Problem statement =
Select every line holding the word "name" and copy it.
#### Data records
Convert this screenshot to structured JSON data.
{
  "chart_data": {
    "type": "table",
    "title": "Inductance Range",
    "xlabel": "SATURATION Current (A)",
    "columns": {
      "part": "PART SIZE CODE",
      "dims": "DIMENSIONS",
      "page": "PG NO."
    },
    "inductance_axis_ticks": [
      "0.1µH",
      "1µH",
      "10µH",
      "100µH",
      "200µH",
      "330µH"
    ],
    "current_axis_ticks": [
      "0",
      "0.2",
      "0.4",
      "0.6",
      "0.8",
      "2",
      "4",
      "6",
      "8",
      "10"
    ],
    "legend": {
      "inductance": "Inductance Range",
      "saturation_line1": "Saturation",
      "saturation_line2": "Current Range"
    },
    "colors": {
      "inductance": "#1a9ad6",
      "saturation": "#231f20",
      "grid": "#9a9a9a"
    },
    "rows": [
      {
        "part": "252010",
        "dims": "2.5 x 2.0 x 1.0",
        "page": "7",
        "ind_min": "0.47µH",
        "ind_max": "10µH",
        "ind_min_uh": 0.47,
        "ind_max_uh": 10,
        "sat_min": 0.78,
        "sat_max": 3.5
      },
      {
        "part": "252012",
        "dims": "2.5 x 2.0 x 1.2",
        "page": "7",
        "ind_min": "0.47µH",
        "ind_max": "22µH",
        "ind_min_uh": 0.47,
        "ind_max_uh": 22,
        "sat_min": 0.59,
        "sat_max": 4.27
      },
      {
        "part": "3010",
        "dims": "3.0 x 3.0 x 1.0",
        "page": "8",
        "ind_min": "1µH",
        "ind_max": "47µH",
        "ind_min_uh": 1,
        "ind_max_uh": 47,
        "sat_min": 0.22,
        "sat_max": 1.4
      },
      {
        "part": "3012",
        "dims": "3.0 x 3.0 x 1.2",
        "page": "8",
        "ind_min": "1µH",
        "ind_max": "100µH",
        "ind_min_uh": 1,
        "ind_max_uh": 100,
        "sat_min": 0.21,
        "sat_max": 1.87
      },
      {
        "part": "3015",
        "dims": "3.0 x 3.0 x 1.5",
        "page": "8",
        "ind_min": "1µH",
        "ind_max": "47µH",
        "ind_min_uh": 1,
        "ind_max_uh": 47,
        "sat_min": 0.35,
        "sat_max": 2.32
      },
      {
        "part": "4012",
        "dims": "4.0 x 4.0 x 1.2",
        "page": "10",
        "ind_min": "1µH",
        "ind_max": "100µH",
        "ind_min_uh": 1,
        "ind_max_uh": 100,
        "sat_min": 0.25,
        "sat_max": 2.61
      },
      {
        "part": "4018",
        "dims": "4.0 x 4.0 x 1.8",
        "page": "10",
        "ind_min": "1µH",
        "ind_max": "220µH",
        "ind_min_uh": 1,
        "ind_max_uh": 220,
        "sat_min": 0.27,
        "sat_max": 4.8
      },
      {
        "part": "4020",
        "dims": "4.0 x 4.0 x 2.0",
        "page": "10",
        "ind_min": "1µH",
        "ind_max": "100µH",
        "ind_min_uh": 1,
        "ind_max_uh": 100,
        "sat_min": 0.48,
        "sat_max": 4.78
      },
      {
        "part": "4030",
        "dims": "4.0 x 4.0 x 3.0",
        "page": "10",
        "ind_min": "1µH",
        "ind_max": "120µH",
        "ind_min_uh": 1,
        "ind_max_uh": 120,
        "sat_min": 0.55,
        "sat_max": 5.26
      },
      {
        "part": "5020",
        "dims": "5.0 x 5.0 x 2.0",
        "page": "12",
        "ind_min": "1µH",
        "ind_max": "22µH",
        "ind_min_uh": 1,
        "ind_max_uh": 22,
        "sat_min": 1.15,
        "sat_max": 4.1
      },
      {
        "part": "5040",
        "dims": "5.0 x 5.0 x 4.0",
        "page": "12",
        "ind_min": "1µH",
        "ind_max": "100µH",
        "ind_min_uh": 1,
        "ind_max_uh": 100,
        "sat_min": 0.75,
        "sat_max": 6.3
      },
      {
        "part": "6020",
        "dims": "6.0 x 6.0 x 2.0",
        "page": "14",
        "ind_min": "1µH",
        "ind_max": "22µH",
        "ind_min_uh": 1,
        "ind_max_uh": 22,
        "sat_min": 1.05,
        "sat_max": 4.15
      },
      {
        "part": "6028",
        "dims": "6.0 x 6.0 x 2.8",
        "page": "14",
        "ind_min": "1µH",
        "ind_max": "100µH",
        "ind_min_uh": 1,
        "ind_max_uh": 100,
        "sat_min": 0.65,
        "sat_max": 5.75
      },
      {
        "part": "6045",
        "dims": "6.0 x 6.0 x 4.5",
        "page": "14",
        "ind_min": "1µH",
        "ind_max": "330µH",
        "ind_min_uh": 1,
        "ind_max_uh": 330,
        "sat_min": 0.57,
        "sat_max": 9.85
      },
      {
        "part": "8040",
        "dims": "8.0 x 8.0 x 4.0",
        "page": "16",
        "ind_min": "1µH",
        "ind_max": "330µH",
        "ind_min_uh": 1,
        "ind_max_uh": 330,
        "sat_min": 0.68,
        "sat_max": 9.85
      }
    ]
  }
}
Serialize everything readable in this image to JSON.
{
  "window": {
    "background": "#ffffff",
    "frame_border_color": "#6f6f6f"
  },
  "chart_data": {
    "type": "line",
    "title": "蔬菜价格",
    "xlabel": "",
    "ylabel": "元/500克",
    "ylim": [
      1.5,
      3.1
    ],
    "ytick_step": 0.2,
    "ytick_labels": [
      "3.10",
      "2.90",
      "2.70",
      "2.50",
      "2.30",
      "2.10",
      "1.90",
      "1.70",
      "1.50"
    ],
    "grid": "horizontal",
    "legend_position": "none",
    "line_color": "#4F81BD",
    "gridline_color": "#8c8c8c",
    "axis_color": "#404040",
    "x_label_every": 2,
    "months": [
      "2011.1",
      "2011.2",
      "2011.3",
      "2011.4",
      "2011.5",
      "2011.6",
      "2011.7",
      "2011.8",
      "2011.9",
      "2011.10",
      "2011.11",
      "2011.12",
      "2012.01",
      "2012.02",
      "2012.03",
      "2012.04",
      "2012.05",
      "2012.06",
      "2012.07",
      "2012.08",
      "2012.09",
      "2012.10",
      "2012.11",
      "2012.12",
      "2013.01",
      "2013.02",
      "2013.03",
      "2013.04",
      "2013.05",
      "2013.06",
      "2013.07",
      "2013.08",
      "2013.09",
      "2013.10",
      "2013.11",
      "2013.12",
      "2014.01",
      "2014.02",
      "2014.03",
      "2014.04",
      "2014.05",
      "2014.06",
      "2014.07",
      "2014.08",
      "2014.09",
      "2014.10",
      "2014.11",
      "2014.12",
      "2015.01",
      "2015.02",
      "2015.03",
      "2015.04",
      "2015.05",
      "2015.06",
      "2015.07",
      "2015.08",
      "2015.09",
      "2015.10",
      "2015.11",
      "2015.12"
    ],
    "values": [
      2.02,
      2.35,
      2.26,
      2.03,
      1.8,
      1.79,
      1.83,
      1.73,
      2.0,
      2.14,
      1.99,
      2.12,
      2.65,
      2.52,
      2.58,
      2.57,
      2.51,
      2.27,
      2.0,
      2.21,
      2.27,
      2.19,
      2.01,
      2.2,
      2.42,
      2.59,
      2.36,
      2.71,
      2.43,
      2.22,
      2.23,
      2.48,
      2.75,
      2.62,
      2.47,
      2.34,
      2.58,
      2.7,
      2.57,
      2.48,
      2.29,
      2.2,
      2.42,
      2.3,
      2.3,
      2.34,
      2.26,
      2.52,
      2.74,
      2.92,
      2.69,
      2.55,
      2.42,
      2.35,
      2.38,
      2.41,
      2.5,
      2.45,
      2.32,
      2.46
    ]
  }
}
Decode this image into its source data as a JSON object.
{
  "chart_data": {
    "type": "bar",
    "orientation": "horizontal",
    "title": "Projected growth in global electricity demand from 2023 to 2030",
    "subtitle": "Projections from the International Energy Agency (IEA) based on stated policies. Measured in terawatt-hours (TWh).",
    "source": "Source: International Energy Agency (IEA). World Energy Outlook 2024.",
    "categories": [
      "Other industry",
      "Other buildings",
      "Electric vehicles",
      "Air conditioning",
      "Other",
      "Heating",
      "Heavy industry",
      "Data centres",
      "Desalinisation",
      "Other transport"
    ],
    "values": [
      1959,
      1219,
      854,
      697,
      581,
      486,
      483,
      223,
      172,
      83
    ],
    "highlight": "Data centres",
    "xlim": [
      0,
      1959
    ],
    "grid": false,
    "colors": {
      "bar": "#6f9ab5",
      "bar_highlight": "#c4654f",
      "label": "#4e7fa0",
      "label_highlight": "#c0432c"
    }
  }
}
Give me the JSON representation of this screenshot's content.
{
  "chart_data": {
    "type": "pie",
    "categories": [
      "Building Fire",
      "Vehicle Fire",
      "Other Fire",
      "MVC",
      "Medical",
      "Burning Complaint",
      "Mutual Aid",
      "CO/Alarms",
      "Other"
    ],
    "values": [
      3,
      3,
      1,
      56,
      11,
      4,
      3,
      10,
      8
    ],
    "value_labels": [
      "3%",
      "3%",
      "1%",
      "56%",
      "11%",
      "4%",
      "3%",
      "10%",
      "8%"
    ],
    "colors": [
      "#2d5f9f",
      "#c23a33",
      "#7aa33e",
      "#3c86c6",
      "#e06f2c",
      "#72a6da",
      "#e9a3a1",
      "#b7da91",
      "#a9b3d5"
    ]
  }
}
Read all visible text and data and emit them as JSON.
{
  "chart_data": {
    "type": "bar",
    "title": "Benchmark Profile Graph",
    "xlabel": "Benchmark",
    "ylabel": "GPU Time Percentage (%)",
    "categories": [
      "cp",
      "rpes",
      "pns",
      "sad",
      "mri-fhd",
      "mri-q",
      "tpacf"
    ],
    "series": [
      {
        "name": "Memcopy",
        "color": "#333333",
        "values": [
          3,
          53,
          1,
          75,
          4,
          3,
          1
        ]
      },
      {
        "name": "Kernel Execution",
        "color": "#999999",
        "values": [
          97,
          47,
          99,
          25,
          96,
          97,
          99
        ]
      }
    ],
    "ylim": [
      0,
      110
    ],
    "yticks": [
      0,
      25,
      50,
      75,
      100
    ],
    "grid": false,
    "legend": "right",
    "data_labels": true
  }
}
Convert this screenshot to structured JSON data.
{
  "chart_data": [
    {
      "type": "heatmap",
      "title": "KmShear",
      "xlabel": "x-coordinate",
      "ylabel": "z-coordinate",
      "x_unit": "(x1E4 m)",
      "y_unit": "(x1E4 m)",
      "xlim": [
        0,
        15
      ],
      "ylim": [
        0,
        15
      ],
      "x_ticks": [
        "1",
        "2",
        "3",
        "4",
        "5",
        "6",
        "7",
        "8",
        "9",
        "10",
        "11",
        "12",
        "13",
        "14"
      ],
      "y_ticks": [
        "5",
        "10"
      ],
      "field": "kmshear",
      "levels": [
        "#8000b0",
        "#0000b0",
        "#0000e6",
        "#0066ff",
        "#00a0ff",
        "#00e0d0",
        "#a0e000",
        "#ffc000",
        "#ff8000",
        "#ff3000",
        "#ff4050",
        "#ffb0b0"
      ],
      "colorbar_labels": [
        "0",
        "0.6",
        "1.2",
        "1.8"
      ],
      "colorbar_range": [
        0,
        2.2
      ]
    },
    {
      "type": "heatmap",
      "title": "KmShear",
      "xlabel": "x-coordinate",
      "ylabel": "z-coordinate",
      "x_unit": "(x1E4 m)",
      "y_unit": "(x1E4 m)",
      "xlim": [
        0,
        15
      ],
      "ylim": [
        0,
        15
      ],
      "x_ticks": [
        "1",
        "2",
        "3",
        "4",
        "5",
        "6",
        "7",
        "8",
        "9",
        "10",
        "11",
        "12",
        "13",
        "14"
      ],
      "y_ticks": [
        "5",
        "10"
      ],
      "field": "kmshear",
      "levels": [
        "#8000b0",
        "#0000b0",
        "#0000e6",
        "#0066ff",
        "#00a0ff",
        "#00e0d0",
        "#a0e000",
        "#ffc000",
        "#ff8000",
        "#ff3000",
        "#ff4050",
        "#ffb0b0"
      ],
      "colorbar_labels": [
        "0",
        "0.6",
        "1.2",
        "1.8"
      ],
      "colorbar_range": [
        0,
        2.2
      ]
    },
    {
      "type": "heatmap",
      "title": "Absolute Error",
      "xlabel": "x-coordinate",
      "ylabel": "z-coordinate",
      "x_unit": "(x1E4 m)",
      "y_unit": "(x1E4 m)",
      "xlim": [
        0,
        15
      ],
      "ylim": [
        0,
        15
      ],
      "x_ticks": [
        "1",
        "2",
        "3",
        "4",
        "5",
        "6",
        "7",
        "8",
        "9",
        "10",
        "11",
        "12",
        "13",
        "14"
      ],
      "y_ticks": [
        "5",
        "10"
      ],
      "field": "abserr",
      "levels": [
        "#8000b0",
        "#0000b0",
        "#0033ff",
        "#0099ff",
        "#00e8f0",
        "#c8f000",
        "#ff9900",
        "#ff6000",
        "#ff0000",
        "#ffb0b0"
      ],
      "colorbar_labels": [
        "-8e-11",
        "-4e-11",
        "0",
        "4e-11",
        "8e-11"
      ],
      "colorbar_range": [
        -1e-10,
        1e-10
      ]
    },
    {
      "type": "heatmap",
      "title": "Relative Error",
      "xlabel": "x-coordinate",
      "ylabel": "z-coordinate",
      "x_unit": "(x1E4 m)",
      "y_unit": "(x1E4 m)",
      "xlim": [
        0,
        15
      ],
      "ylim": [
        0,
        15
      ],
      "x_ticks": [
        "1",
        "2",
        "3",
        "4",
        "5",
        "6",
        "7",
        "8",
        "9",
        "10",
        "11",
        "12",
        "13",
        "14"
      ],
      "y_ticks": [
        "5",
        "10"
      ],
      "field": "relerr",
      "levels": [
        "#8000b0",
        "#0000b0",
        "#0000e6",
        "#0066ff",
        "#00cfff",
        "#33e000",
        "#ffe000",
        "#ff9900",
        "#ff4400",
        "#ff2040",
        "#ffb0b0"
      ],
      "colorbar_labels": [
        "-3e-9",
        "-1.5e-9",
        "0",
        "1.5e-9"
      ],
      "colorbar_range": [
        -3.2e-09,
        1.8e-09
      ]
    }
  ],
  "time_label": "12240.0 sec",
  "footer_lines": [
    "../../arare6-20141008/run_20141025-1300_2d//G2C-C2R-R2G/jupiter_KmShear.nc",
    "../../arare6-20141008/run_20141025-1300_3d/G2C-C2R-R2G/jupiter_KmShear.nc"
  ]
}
########
Right answer =
        "name": "Memcopy",
        "name": "Kernel Execution",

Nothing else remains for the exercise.